[START EXCERPTED DATA]
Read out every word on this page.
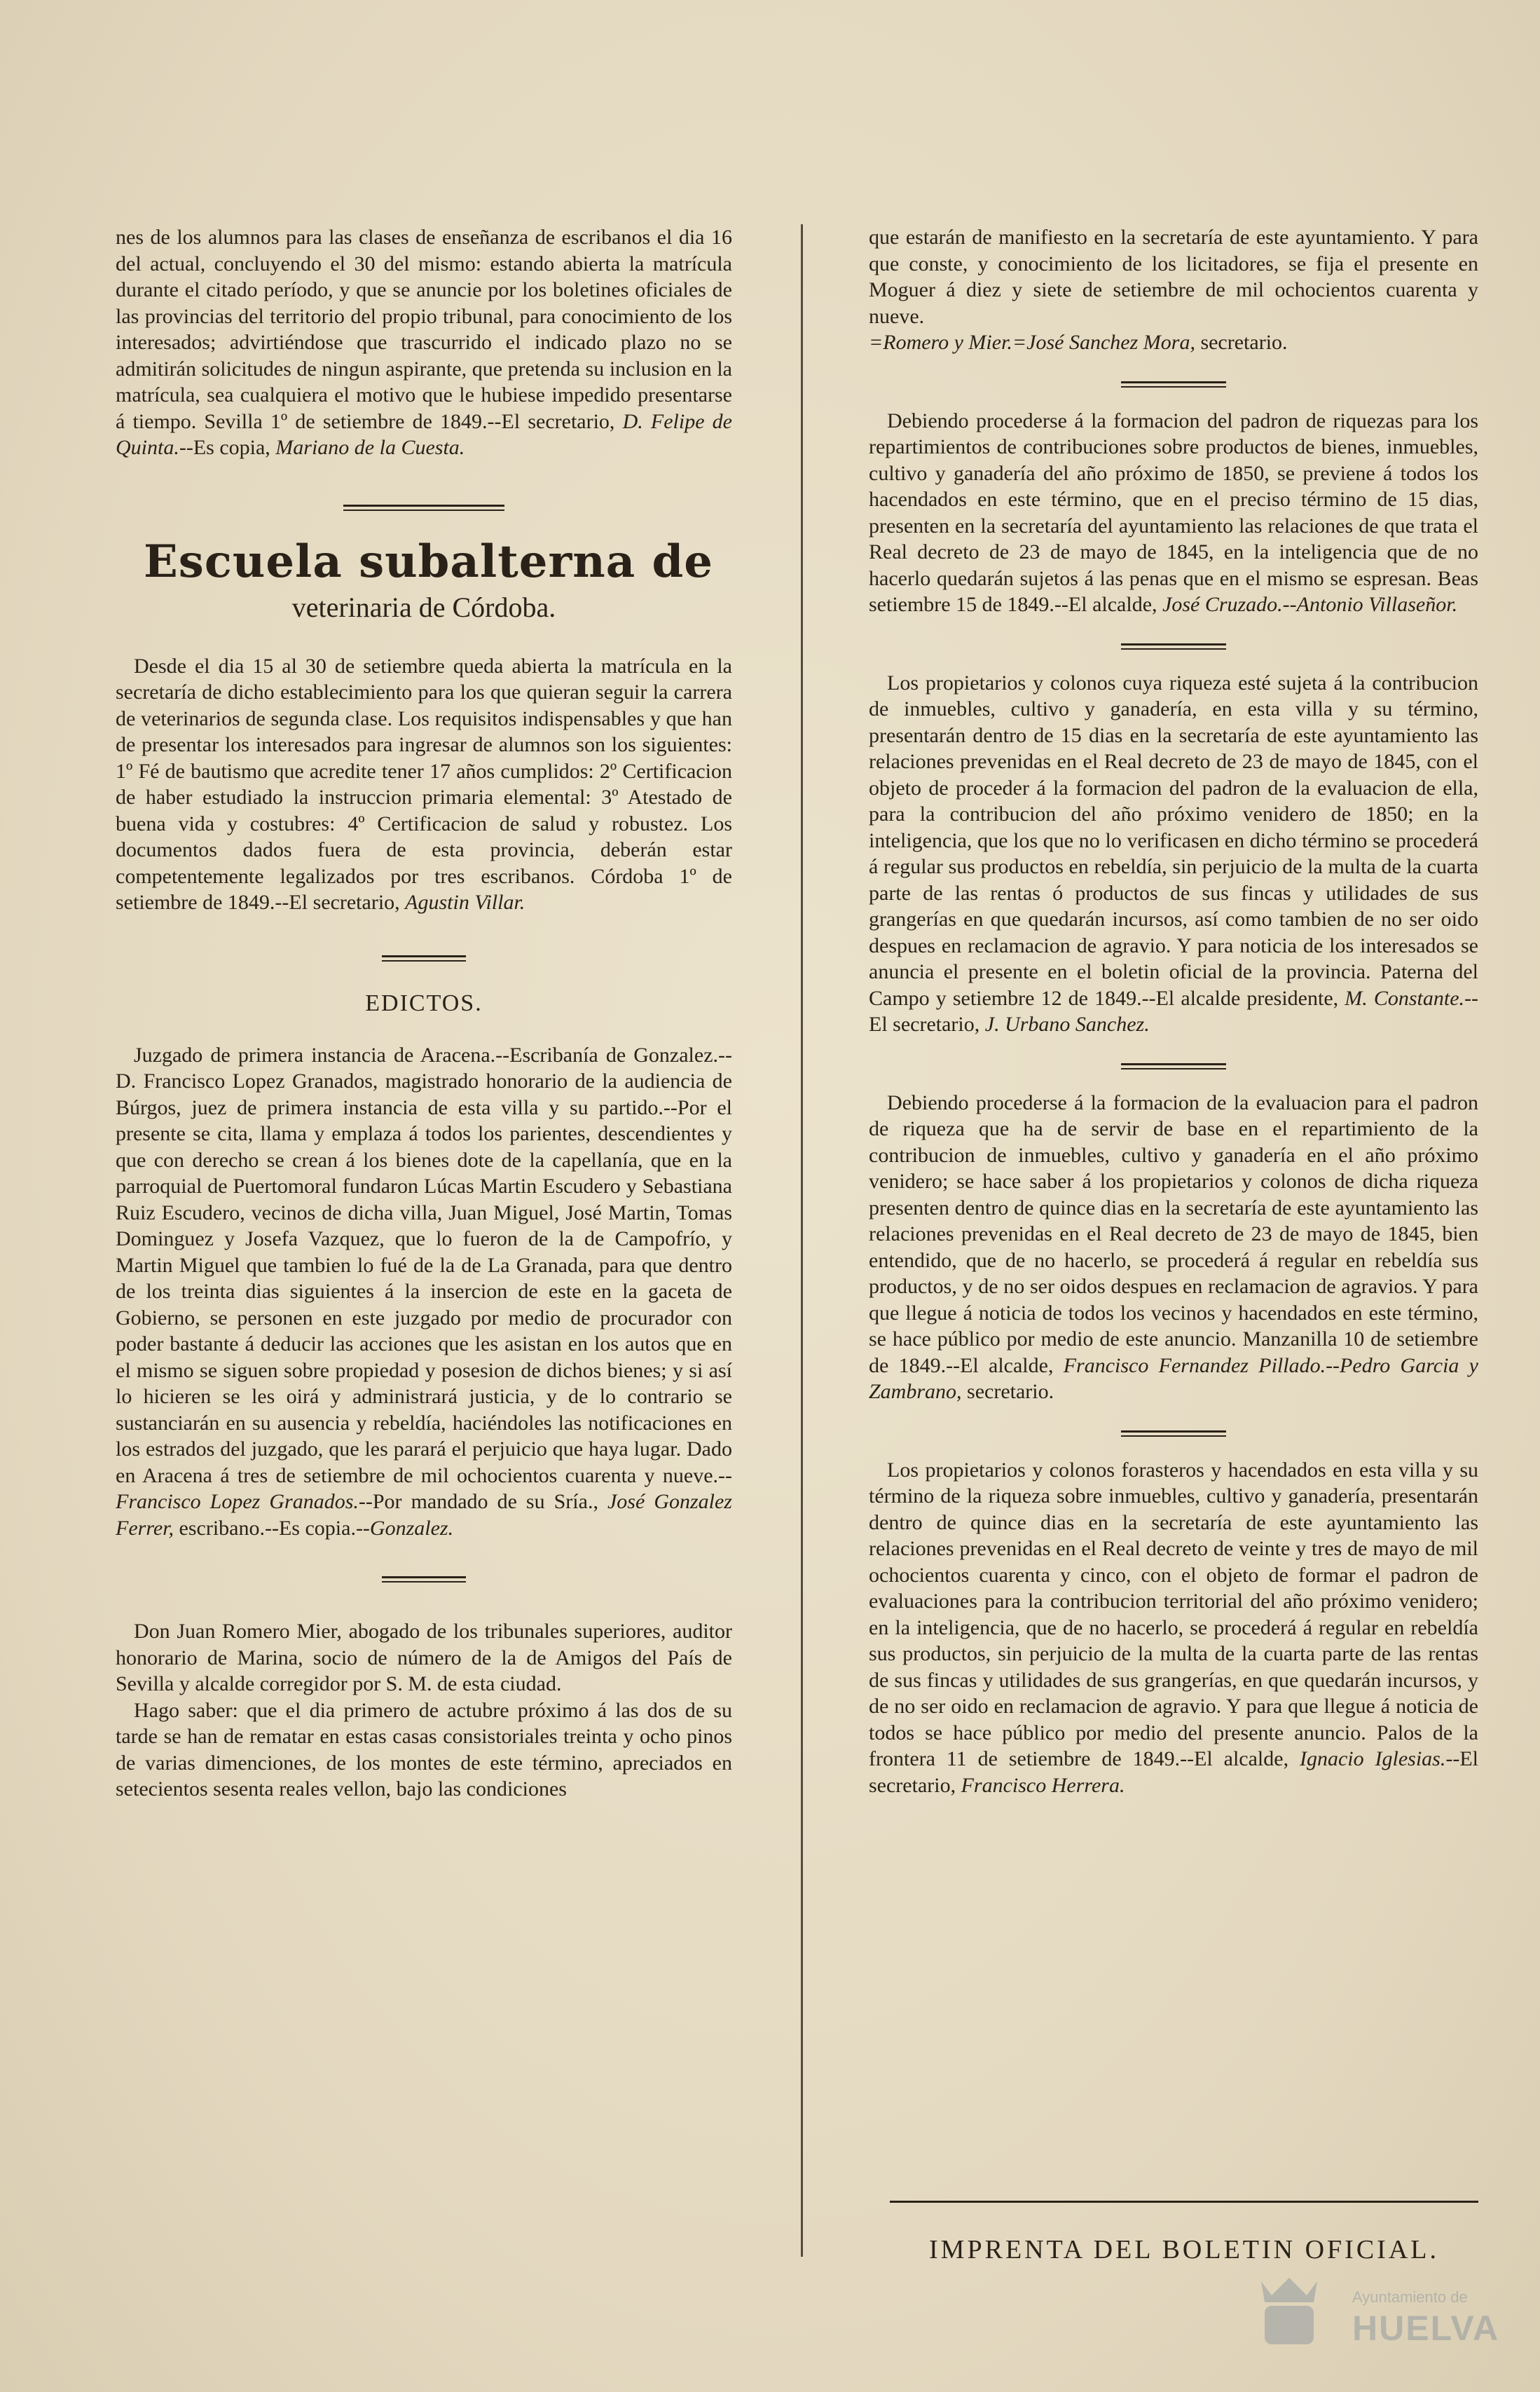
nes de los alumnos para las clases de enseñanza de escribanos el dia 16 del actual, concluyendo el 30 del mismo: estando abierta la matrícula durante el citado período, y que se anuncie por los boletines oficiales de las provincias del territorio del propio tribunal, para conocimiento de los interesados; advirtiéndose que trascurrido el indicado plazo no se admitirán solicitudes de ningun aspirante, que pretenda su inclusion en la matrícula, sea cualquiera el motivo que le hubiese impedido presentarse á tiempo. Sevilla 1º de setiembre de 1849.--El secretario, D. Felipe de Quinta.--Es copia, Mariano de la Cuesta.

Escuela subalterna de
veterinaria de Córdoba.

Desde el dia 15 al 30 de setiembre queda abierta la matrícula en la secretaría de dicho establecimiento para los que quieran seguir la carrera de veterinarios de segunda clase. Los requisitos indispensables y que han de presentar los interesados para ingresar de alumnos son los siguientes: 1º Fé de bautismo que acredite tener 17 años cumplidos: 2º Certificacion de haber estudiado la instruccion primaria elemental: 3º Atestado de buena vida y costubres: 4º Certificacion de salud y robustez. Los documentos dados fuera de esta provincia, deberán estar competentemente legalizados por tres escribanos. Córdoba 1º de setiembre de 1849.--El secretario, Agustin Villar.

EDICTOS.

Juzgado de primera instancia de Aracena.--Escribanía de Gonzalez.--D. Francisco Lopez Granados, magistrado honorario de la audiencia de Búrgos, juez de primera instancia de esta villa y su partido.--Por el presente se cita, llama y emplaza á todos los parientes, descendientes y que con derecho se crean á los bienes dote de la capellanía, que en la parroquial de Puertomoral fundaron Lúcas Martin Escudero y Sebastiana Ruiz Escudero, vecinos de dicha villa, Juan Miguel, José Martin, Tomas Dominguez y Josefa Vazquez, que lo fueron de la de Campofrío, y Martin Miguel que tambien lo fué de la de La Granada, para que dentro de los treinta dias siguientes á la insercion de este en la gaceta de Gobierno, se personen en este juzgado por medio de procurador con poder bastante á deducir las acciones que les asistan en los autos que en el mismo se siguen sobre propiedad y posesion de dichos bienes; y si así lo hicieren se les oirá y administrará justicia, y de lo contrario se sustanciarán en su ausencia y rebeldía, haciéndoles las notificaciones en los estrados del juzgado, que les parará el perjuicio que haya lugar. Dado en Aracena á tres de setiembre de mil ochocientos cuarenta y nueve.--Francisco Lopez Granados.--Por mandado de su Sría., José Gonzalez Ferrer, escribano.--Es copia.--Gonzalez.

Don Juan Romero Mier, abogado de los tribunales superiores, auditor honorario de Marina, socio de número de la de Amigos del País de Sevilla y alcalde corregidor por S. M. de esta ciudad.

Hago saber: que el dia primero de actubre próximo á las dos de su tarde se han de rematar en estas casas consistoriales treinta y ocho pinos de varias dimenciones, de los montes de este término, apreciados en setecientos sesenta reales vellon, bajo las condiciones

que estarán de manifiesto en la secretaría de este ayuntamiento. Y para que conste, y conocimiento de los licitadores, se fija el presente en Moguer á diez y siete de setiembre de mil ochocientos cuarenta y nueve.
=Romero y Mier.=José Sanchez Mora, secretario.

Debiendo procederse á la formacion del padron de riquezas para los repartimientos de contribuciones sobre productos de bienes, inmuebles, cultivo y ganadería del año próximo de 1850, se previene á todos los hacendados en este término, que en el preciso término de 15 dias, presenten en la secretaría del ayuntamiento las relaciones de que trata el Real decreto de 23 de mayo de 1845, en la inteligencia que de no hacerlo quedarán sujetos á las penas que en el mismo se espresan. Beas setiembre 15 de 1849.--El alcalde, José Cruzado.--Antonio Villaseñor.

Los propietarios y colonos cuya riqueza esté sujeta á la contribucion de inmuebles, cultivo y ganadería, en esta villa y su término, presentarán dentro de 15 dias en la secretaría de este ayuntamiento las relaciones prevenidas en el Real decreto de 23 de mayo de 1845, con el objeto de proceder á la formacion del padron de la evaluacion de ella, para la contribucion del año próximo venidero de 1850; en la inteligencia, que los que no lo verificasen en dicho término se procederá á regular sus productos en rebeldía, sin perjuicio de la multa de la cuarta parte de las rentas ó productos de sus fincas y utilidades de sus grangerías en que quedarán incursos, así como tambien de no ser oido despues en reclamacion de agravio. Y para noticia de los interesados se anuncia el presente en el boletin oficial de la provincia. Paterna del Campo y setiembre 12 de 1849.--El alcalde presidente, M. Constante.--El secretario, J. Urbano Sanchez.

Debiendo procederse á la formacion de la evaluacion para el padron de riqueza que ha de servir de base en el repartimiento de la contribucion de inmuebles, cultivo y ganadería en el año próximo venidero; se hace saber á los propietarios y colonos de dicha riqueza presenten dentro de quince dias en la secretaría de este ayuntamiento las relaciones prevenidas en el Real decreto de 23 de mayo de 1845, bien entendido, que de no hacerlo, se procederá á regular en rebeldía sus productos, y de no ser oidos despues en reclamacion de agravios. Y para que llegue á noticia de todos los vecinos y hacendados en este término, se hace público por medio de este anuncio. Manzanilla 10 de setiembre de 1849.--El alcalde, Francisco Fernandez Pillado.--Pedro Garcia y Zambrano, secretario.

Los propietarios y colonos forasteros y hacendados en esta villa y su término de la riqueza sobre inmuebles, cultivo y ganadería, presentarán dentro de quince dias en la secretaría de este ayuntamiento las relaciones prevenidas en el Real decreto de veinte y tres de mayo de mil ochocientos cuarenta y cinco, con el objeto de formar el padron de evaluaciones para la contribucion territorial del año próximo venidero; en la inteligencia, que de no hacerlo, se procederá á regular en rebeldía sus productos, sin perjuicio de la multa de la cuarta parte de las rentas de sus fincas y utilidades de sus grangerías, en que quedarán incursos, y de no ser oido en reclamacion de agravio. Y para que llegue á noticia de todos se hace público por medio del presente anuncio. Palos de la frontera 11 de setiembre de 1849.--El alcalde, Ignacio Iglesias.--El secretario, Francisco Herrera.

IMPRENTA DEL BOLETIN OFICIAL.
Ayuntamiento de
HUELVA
[END EXCERPTED DATA]
[START EXCERPTED DATA]
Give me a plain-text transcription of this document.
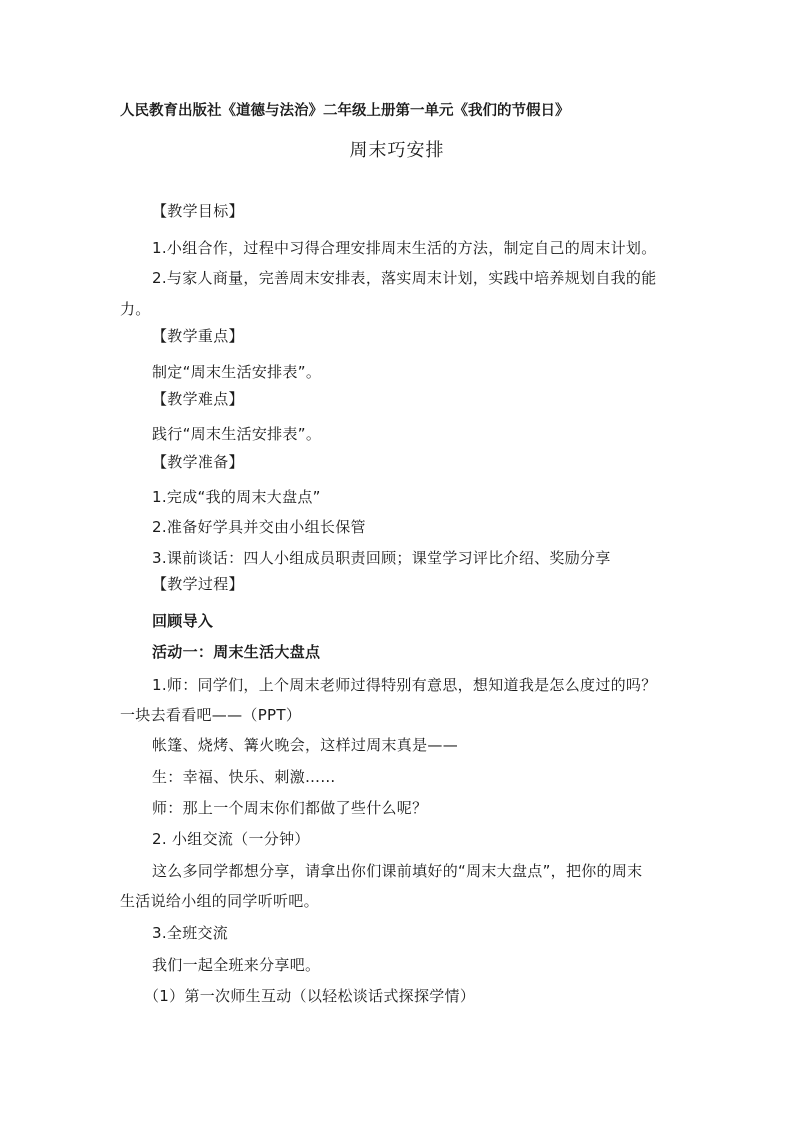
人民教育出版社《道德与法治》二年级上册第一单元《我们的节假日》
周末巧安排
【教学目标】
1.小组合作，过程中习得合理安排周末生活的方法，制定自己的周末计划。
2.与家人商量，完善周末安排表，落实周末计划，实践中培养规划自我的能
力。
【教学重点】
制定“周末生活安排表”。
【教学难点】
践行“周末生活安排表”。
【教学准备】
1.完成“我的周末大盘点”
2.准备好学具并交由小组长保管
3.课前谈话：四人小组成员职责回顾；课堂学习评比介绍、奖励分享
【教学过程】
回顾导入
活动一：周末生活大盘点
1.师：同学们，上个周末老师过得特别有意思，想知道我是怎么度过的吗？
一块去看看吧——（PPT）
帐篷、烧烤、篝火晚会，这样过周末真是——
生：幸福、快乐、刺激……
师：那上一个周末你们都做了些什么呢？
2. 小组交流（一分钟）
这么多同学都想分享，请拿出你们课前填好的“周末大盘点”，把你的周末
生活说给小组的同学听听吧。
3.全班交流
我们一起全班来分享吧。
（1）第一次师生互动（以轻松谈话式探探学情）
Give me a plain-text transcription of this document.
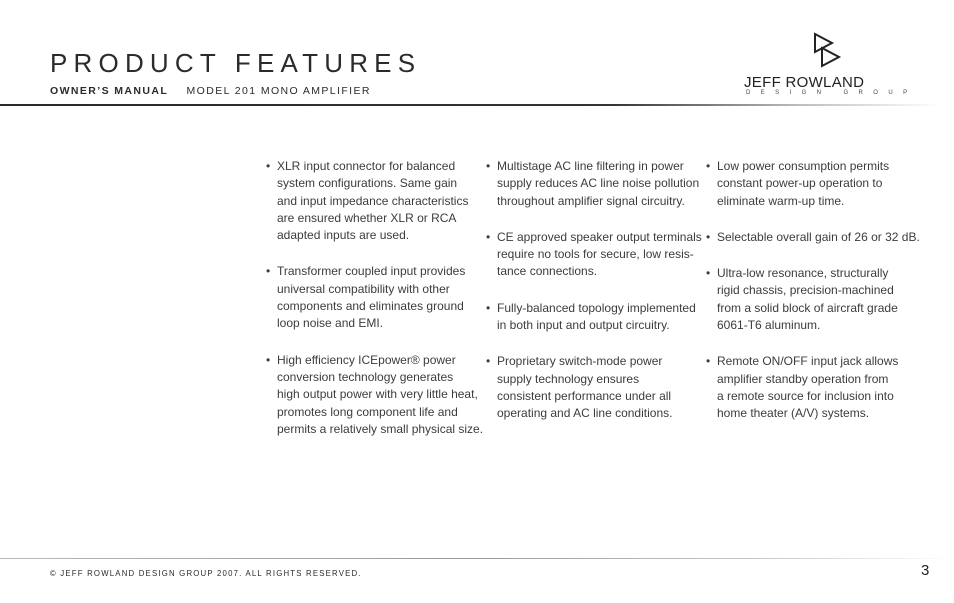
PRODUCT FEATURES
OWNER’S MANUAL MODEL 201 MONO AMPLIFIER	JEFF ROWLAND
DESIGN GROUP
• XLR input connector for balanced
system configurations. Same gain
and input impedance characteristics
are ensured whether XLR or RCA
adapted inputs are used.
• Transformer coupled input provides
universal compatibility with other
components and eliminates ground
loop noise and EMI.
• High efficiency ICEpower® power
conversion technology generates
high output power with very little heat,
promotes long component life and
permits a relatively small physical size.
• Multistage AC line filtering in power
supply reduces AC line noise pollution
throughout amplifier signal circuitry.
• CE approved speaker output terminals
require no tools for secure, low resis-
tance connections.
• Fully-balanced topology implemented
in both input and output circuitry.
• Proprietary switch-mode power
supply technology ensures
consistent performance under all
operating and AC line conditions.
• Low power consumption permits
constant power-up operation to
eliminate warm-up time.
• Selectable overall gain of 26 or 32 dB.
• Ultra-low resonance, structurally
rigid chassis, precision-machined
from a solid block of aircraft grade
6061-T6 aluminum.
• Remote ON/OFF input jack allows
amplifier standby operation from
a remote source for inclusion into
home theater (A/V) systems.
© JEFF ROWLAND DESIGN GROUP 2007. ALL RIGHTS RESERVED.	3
[END EXCERPTED DATA]
[START EXCERPTED DATA]
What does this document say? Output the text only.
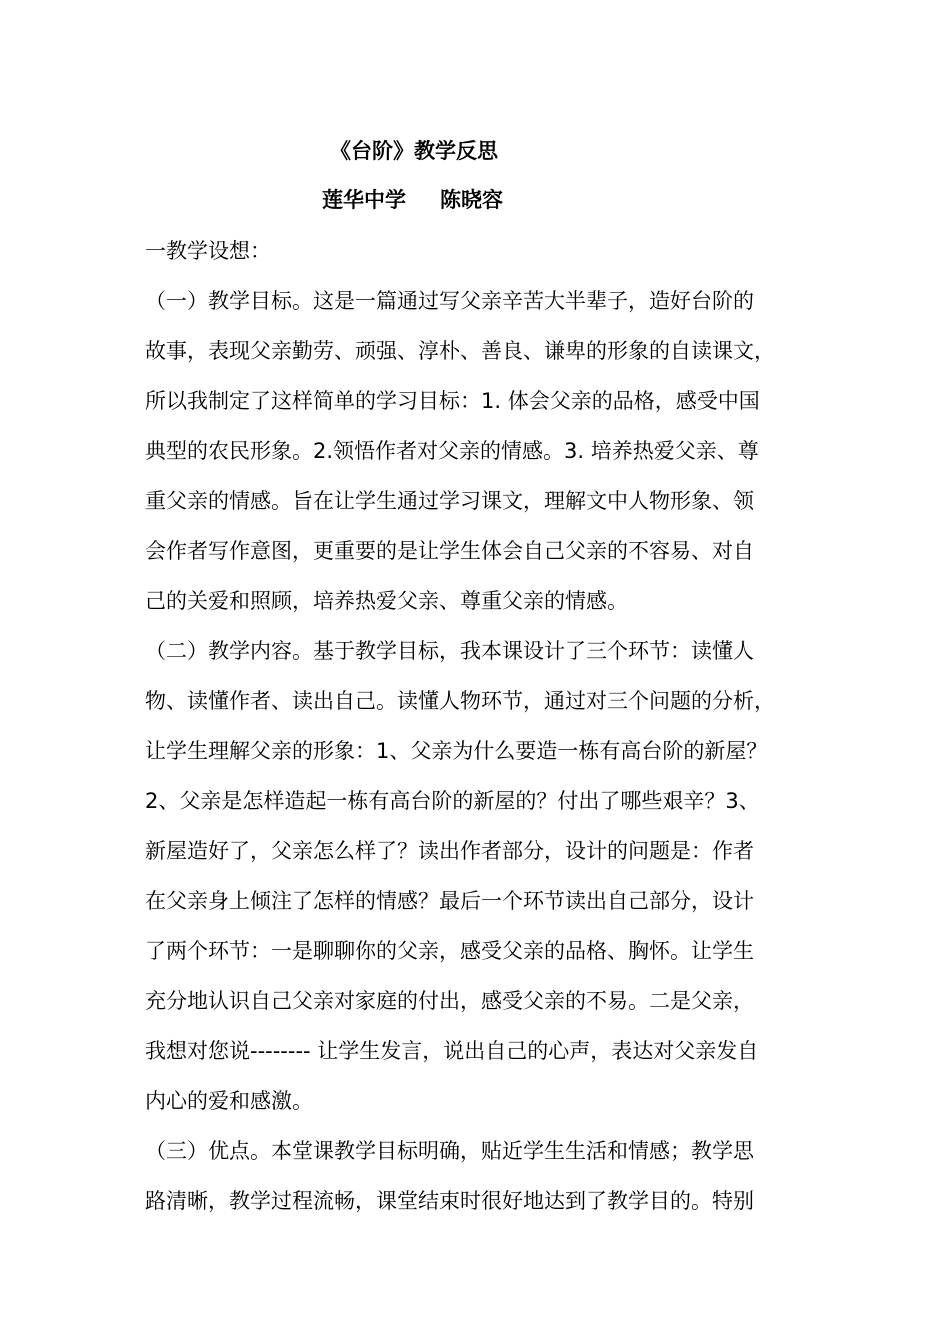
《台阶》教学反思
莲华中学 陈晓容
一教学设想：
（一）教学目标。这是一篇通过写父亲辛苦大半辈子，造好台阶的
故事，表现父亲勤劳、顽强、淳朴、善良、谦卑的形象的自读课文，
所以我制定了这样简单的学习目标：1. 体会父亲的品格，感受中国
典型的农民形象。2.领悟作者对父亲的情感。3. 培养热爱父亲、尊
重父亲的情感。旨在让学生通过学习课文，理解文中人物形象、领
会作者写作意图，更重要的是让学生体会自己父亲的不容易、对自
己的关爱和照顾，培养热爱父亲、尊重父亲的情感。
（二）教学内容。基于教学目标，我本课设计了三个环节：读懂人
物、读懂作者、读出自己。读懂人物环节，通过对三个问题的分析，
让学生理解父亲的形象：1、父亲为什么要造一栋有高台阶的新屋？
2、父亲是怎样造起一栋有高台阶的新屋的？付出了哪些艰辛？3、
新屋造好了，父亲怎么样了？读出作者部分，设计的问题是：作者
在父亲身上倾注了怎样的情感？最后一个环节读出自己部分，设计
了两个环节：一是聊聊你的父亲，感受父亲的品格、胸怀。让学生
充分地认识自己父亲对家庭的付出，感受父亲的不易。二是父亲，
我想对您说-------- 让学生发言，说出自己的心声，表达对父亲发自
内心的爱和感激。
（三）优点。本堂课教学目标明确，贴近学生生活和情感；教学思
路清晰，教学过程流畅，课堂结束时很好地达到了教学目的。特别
[END EXCERPTED DATA]
Gather each line from the entries above that includes the word "Romero".

Don Juan Romero Mier, abogado de los tribunales superiores, auditor honorario de Marina, socio de número de la de Amigos del País de Sevilla y alcalde corregidor por S. M. de esta ciudad.
=Romero y Mier.=José Sanchez Mora, secretario.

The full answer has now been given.